>> BEGIN

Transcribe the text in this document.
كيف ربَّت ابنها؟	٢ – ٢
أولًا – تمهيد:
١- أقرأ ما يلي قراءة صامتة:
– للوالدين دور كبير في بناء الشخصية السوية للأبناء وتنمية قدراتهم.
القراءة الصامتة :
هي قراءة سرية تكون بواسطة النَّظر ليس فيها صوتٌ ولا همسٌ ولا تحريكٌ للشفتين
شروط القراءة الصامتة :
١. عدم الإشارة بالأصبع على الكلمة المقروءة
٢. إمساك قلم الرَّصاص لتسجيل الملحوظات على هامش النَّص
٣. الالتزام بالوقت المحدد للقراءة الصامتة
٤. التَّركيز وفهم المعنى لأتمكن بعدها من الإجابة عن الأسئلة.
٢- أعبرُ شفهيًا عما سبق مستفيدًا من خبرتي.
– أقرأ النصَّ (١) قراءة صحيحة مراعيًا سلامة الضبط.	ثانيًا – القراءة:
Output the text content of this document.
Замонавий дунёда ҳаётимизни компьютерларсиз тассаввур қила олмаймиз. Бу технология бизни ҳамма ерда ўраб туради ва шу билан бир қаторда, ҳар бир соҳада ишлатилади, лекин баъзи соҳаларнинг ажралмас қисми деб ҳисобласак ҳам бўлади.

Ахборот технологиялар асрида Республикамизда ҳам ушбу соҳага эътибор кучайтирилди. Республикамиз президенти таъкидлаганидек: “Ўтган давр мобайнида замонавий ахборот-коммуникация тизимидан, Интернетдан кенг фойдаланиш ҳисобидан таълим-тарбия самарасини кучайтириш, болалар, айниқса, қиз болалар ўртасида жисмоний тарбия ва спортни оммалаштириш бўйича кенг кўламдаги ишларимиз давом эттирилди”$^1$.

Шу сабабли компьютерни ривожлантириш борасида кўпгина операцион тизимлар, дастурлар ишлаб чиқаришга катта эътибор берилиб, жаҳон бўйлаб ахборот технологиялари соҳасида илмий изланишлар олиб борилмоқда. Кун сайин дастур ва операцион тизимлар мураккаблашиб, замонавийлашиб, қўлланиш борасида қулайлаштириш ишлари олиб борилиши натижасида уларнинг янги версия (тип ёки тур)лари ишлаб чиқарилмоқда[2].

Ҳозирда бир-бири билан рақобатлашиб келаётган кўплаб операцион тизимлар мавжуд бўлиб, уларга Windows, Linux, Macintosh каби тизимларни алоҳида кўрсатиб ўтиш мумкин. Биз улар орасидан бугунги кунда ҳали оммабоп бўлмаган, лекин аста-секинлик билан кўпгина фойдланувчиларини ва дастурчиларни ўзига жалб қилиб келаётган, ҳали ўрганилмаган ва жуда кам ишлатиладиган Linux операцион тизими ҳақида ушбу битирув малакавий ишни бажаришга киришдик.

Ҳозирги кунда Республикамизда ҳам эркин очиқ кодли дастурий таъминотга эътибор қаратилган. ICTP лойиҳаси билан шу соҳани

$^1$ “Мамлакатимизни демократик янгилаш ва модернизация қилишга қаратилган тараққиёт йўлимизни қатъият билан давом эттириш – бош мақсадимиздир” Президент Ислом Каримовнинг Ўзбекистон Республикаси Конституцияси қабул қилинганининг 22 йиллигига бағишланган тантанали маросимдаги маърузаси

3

>> END

- **SET PROBLEM**:
Extract all of the material exactly as it is written.

- **SOLUTION TO THIS TASK**:
Transcribe the text in this document.
كيف ربَّت ابنها؟	٢ – ٢
أولًا – تمهيد:
١- أقرأ ما يلي قراءة صامتة:
– للوالدين دور كبير في بناء الشخصية السوية للأبناء وتنمية قدراتهم.
القراءة الصامتة :
هي قراءة سرية تكون بواسطة النَّظر ليس فيها صوتٌ ولا همسٌ ولا تحريكٌ للشفتين
شروط القراءة الصامتة :
١. عدم الإشارة بالأصبع على الكلمة المقروءة
٢. إمساك قلم الرَّصاص لتسجيل الملحوظات على هامش النَّص
٣. الالتزام بالوقت المحدد للقراءة الصامتة
٤. التَّركيز وفهم المعنى لأتمكن بعدها من الإجابة عن الأسئلة.
٢- أعبرُ شفهيًا عما سبق مستفيدًا من خبرتي.
– أقرأ النصَّ (١) قراءة صحيحة مراعيًا سلامة الضبط.	ثانيًا – القراءة:
Output the text content of this document.
Замонавий дунёда ҳаётимизни компьютерларсиз тассаввур қила олмаймиз. Бу технология бизни ҳамма ерда ўраб туради ва шу билан бир қаторда, ҳар бир соҳада ишлатилади, лекин баъзи соҳаларнинг ажралмас қисми деб ҳисобласак ҳам бўлади.

Ахборот технологиялар асрида Республикамизда ҳам ушбу соҳага эътибор кучайтирилди. Республикамиз президенти таъкидлаганидек: “Ўтган давр мобайнида замонавий ахборот-коммуникация тизимидан, Интернетдан кенг фойдаланиш ҳисобидан таълим-тарбия самарасини кучайтириш, болалар, айниқса, қиз болалар ўртасида жисмоний тарбия ва спортни оммалаштириш бўйича кенг кўламдаги ишларимиз давом эттирилди”$^1$.

Шу сабабли компьютерни ривожлантириш борасида кўпгина операцион тизимлар, дастурлар ишлаб чиқаришга катта эътибор берилиб, жаҳон бўйлаб ахборот технологиялари соҳасида илмий изланишлар олиб борилмоқда. Кун сайин дастур ва операцион тизимлар мураккаблашиб, замонавийлашиб, қўлланиш борасида қулайлаштириш ишлари олиб борилиши натижасида уларнинг янги версия (тип ёки тур)лари ишлаб чиқарилмоқда[2].

Ҳозирда бир-бири билан рақобатлашиб келаётган кўплаб операцион тизимлар мавжуд бўлиб, уларга Windows, Linux, Macintosh каби тизимларни алоҳида кўрсатиб ўтиш мумкин. Биз улар орасидан бугунги кунда ҳали оммабоп бўлмаган, лекин аста-секинлик билан кўпгина фойдланувчиларини ва дастурчиларни ўзига жалб қилиб келаётган, ҳали ўрганилмаган ва жуда кам ишлатиладиган Linux операцион тизими ҳақида ушбу битирув малакавий ишни бажаришга киришдик.

Ҳозирги кунда Республикамизда ҳам эркин очиқ кодли дастурий таъминотга эътибор қаратилган. ICTP лойиҳаси билан шу соҳани

$^1$ “Мамлакатимизни демократик янгилаш ва модернизация қилишга қаратилган тараққиёт йўлимизни қатъият билан давом эттириш – бош мақсадимиздир” Президент Ислом Каримовнинг Ўзбекистон Республикаси Конституцияси қабул қилинганининг 22 йиллигига бағишланган тантанали маросимдаги маърузаси

3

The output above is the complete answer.